■ Task requirements: From the listing, collect all lines containing the word "RIIBKO".

■ Given records:
————————

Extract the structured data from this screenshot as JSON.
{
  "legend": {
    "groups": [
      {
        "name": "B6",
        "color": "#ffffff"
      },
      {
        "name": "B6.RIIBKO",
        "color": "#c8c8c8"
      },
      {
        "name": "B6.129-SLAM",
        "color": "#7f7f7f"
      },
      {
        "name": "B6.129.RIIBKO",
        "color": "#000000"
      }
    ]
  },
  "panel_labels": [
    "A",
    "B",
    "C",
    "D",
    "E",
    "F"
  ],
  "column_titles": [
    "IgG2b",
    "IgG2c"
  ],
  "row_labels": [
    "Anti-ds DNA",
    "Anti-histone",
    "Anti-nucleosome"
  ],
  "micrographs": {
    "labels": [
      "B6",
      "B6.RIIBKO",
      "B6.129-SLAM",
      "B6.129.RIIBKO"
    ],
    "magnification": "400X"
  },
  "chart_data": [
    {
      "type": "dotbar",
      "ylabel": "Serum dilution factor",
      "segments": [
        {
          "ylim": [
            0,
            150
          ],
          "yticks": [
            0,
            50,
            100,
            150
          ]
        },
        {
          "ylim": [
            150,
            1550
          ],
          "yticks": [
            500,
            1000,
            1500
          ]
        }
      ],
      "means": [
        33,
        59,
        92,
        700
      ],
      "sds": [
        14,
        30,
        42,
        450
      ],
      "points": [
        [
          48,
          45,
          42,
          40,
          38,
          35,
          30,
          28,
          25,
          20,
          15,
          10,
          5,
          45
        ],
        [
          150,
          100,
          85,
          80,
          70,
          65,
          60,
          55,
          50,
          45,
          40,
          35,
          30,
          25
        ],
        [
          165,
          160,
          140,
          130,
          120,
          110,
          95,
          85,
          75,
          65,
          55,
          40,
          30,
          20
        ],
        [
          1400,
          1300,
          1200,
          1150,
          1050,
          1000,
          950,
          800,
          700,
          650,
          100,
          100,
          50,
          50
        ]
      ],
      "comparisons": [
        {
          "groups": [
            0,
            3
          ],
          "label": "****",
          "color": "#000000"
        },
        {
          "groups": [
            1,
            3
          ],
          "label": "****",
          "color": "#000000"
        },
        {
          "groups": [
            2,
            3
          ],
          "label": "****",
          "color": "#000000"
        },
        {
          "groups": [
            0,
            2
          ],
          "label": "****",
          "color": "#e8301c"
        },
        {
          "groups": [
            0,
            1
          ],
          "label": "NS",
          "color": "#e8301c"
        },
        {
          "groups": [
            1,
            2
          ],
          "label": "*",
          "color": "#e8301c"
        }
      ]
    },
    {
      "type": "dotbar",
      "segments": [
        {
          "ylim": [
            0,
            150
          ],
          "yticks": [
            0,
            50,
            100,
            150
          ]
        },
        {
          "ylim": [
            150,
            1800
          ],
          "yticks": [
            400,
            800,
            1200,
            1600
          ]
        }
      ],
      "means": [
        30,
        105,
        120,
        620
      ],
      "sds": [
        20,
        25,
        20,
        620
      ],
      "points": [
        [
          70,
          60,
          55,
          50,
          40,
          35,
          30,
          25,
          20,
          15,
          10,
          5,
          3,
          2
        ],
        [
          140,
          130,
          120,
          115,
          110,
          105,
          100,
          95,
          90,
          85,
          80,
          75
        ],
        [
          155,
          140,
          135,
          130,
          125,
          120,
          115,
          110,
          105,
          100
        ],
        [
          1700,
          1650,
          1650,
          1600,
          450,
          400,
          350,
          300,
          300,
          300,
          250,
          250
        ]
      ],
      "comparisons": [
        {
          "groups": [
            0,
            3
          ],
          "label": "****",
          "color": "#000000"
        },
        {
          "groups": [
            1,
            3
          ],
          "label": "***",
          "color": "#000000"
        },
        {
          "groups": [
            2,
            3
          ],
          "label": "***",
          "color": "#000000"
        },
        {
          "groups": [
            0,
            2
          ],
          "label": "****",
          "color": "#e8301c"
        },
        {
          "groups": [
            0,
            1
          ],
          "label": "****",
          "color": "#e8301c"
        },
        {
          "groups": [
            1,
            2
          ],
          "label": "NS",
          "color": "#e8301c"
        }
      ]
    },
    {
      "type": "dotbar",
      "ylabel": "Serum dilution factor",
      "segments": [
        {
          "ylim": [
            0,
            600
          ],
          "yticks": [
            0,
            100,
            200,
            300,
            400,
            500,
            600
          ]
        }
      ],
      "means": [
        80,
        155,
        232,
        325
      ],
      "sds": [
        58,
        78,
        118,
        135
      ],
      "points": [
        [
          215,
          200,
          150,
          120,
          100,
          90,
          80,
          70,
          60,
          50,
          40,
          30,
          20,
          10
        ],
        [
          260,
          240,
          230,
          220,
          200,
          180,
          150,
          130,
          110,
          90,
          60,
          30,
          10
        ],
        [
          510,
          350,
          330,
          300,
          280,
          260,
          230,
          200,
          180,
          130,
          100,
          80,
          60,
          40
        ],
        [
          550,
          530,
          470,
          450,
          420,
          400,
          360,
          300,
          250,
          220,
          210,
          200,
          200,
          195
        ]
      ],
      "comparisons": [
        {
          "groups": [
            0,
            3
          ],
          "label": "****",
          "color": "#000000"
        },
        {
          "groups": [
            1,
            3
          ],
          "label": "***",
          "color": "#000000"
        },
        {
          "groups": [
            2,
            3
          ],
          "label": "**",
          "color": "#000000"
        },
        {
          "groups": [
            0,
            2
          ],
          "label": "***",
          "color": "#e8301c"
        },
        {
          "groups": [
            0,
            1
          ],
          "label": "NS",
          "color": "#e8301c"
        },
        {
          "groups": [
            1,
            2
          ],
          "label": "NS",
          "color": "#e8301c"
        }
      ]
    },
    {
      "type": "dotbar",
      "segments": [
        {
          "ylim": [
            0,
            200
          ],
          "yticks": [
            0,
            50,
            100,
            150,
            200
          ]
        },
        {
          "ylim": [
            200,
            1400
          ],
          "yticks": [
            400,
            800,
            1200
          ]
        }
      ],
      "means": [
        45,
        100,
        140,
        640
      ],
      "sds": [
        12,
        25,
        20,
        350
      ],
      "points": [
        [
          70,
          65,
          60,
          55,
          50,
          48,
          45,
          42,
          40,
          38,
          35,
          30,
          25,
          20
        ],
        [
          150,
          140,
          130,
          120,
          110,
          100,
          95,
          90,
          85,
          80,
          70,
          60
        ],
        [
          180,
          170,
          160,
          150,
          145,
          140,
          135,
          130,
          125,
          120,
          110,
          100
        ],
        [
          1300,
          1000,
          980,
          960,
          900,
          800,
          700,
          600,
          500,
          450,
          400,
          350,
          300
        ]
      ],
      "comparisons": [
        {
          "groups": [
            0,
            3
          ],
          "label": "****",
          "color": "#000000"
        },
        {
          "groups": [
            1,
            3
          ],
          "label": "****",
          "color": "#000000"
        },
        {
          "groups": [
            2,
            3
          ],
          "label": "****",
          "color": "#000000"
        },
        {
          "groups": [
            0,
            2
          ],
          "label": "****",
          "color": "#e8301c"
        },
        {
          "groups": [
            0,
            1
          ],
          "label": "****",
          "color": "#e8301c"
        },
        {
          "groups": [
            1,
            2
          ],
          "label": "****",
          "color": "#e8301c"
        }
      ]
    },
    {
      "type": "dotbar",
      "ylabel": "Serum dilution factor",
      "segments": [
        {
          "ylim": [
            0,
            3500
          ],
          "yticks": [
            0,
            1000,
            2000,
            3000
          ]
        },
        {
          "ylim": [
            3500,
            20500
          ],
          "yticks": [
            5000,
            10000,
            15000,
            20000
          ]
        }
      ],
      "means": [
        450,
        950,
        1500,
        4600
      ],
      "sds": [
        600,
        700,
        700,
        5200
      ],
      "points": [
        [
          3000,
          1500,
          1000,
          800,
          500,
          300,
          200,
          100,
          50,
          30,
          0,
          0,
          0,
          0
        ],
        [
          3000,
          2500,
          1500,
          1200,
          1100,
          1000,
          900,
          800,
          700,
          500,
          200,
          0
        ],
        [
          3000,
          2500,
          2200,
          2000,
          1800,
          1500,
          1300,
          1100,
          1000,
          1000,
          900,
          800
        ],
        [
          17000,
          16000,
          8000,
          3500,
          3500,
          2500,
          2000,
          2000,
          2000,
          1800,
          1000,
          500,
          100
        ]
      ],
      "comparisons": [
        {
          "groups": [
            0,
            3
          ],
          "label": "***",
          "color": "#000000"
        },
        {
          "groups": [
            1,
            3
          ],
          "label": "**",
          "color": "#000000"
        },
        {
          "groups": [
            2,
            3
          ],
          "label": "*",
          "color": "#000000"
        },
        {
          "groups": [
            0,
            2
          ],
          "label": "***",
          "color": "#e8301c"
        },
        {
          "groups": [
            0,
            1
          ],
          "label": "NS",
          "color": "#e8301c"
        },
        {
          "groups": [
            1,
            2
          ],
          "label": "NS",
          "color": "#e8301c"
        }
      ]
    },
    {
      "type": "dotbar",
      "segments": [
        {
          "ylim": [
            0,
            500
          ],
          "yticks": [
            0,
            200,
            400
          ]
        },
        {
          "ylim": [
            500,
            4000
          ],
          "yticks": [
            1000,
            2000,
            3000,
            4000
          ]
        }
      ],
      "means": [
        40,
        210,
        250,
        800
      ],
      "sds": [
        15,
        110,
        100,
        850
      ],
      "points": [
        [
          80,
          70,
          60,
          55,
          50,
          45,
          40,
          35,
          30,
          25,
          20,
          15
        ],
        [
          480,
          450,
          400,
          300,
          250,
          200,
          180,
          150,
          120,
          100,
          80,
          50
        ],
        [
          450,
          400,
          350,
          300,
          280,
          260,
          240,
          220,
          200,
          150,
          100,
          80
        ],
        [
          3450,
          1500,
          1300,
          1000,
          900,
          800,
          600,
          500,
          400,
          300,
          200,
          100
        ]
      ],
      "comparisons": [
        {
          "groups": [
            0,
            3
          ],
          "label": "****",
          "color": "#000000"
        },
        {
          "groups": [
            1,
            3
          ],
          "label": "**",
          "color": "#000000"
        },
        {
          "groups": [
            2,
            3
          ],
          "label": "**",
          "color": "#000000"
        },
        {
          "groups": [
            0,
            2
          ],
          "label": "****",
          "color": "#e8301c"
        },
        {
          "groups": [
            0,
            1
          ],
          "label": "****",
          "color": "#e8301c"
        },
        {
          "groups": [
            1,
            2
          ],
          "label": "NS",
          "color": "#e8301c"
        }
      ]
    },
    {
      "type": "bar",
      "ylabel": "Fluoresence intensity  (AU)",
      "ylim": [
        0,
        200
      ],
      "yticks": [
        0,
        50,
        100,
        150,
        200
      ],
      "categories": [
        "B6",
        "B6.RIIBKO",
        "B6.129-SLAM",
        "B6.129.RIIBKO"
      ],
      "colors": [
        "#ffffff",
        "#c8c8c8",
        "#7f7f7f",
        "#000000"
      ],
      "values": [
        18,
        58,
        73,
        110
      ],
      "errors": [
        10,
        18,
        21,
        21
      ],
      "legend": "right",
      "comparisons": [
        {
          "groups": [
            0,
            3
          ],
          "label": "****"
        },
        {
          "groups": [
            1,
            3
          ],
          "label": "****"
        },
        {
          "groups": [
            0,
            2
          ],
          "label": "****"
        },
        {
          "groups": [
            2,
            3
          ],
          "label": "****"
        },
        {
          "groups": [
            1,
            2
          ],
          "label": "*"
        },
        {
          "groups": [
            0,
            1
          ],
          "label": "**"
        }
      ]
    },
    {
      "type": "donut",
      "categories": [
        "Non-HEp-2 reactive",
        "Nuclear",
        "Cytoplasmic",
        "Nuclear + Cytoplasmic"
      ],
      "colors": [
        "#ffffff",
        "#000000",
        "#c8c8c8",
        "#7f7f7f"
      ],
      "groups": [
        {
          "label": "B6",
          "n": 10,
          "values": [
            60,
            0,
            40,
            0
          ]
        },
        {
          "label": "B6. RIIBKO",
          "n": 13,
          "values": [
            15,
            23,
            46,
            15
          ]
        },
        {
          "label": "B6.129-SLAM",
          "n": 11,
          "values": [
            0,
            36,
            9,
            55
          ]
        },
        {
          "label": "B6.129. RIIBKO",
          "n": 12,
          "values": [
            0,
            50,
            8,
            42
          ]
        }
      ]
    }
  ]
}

————————

■ Answer:
        "name": "B6.RIIBKO",
        "name": "B6.129.RIIBKO",
      "B6.RIIBKO",
      "B6.129.RIIBKO"
        "B6.RIIBKO",
        "B6.129.RIIBKO"
          "label": "B6. RIIBKO",
          "label": "B6.129. RIIBKO",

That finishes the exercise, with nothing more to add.